EXERCISE DESCRIPTION: Take the data that follows and retype it word for word.

ENTRIES SUPPLIED:
━━━━━━

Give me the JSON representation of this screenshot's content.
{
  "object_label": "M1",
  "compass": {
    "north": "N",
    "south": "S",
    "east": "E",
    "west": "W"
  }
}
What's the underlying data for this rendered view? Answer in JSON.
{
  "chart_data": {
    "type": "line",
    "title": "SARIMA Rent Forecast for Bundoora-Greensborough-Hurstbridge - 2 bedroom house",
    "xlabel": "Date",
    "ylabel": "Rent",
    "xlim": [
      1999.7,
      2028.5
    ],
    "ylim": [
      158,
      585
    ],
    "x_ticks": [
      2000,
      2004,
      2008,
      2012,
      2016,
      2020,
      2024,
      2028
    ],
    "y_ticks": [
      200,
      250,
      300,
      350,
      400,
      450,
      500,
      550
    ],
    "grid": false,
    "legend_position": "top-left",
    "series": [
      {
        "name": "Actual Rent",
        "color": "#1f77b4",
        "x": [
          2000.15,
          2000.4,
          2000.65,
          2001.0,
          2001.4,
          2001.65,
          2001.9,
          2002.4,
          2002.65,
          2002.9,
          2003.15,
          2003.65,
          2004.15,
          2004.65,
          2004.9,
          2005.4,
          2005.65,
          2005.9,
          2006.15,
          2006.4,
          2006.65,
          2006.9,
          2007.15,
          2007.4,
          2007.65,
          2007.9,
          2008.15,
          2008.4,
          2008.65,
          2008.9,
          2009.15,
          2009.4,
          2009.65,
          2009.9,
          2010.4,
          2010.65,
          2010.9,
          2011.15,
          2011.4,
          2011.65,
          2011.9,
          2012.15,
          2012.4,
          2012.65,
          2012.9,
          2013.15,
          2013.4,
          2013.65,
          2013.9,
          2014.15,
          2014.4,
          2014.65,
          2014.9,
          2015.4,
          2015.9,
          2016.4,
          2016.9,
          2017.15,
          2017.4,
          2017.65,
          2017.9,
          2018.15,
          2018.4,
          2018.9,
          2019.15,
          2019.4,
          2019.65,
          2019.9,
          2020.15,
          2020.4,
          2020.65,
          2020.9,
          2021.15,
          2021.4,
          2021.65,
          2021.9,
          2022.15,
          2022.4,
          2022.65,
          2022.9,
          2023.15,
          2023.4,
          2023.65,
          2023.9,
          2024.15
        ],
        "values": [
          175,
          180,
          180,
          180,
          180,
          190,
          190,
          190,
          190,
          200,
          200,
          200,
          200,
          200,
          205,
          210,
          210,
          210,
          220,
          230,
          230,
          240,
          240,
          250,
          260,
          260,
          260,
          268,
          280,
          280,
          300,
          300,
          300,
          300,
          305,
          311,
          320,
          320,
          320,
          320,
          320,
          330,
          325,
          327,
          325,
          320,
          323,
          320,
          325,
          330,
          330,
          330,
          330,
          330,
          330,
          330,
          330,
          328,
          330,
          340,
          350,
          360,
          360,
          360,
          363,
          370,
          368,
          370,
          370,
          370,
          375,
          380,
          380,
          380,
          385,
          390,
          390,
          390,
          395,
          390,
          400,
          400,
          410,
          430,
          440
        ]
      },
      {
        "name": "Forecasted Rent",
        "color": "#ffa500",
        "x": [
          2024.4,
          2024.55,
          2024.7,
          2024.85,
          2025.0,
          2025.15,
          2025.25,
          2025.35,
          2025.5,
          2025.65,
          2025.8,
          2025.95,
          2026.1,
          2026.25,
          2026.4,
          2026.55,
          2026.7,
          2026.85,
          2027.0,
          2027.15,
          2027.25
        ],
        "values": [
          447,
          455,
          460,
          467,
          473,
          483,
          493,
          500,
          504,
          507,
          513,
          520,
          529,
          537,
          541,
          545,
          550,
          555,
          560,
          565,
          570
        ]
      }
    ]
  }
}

━━━━━━

FINISHED TASK:
Give me the JSON representation of this screenshot's content.
{
  "object_label": "M1",
  "compass": {
    "north": "N",
    "south": "S",
    "east": "E",
    "west": "W"
  }
}
What's the underlying data for this rendered view? Answer in JSON.
{
  "chart_data": {
    "type": "line",
    "title": "SARIMA Rent Forecast for Bundoora-Greensborough-Hurstbridge - 2 bedroom house",
    "xlabel": "Date",
    "ylabel": "Rent",
    "xlim": [
      1999.7,
      2028.5
    ],
    "ylim": [
      158,
      585
    ],
    "x_ticks": [
      2000,
      2004,
      2008,
      2012,
      2016,
      2020,
      2024,
      2028
    ],
    "y_ticks": [
      200,
      250,
      300,
      350,
      400,
      450,
      500,
      550
    ],
    "grid": false,
    "legend_position": "top-left",
    "series": [
      {
        "name": "Actual Rent",
        "color": "#1f77b4",
        "x": [
          2000.15,
          2000.4,
          2000.65,
          2001.0,
          2001.4,
          2001.65,
          2001.9,
          2002.4,
          2002.65,
          2002.9,
          2003.15,
          2003.65,
          2004.15,
          2004.65,
          2004.9,
          2005.4,
          2005.65,
          2005.9,
          2006.15,
          2006.4,
          2006.65,
          2006.9,
          2007.15,
          2007.4,
          2007.65,
          2007.9,
          2008.15,
          2008.4,
          2008.65,
          2008.9,
          2009.15,
          2009.4,
          2009.65,
          2009.9,
          2010.4,
          2010.65,
          2010.9,
          2011.15,
          2011.4,
          2011.65,
          2011.9,
          2012.15,
          2012.4,
          2012.65,
          2012.9,
          2013.15,
          2013.4,
          2013.65,
          2013.9,
          2014.15,
          2014.4,
          2014.65,
          2014.9,
          2015.4,
          2015.9,
          2016.4,
          2016.9,
          2017.15,
          2017.4,
          2017.65,
          2017.9,
          2018.15,
          2018.4,
          2018.9,
          2019.15,
          2019.4,
          2019.65,
          2019.9,
          2020.15,
          2020.4,
          2020.65,
          2020.9,
          2021.15,
          2021.4,
          2021.65,
          2021.9,
          2022.15,
          2022.4,
          2022.65,
          2022.9,
          2023.15,
          2023.4,
          2023.65,
          2023.9,
          2024.15
        ],
        "values": [
          175,
          180,
          180,
          180,
          180,
          190,
          190,
          190,
          190,
          200,
          200,
          200,
          200,
          200,
          205,
          210,
          210,
          210,
          220,
          230,
          230,
          240,
          240,
          250,
          260,
          260,
          260,
          268,
          280,
          280,
          300,
          300,
          300,
          300,
          305,
          311,
          320,
          320,
          320,
          320,
          320,
          330,
          325,
          327,
          325,
          320,
          323,
          320,
          325,
          330,
          330,
          330,
          330,
          330,
          330,
          330,
          330,
          328,
          330,
          340,
          350,
          360,
          360,
          360,
          363,
          370,
          368,
          370,
          370,
          370,
          375,
          380,
          380,
          380,
          385,
          390,
          390,
          390,
          395,
          390,
          400,
          400,
          410,
          430,
          440
        ]
      },
      {
        "name": "Forecasted Rent",
        "color": "#ffa500",
        "x": [
          2024.4,
          2024.55,
          2024.7,
          2024.85,
          2025.0,
          2025.15,
          2025.25,
          2025.35,
          2025.5,
          2025.65,
          2025.8,
          2025.95,
          2026.1,
          2026.25,
          2026.4,
          2026.55,
          2026.7,
          2026.85,
          2027.0,
          2027.15,
          2027.25
        ],
        "values": [
          447,
          455,
          460,
          467,
          473,
          483,
          493,
          500,
          504,
          507,
          513,
          520,
          529,
          537,
          541,
          545,
          550,
          555,
          560,
          565,
          570
        ]
      }
    ]
  }
}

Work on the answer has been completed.